▶ THE REQUEST: Output every record below exactly as it appears.

▶ ENTRIES SHOWN:
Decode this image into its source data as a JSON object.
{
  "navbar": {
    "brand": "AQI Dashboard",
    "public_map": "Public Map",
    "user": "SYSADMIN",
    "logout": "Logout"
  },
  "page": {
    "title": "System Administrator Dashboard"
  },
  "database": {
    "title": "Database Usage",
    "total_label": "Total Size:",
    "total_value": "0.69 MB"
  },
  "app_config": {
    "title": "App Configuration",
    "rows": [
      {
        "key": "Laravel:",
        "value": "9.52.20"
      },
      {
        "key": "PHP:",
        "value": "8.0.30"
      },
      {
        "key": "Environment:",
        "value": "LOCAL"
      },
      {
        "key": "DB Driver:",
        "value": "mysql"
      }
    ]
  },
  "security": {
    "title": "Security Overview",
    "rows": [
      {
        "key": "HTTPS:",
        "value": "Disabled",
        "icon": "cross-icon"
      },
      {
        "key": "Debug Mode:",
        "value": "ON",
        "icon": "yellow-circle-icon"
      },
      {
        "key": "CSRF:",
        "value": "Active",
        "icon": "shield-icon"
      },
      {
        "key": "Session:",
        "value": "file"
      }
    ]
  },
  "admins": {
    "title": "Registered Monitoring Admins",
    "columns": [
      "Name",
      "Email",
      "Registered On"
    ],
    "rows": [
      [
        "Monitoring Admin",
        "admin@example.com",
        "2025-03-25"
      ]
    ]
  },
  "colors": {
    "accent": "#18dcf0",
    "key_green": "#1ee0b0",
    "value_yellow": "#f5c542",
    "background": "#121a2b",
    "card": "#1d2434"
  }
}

▶ SOLUTION TO THE EXERCISE:
Decode this image into its source data as a JSON object.
{
  "navbar": {
    "brand": "AQI Dashboard",
    "public_map": "Public Map",
    "user": "SYSADMIN",
    "logout": "Logout"
  },
  "page": {
    "title": "System Administrator Dashboard"
  },
  "database": {
    "title": "Database Usage",
    "total_label": "Total Size:",
    "total_value": "0.69 MB"
  },
  "app_config": {
    "title": "App Configuration",
    "rows": [
      {
        "key": "Laravel:",
        "value": "9.52.20"
      },
      {
        "key": "PHP:",
        "value": "8.0.30"
      },
      {
        "key": "Environment:",
        "value": "LOCAL"
      },
      {
        "key": "DB Driver:",
        "value": "mysql"
      }
    ]
  },
  "security": {
    "title": "Security Overview",
    "rows": [
      {
        "key": "HTTPS:",
        "value": "Disabled",
        "icon": "cross-icon"
      },
      {
        "key": "Debug Mode:",
        "value": "ON",
        "icon": "yellow-circle-icon"
      },
      {
        "key": "CSRF:",
        "value": "Active",
        "icon": "shield-icon"
      },
      {
        "key": "Session:",
        "value": "file"
      }
    ]
  },
  "admins": {
    "title": "Registered Monitoring Admins",
    "columns": [
      "Name",
      "Email",
      "Registered On"
    ],
    "rows": [
      [
        "Monitoring Admin",
        "admin@example.com",
        "2025-03-25"
      ]
    ]
  },
  "colors": {
    "accent": "#18dcf0",
    "key_green": "#1ee0b0",
    "value_yellow": "#f5c542",
    "background": "#121a2b",
    "card": "#1d2434"
  }
}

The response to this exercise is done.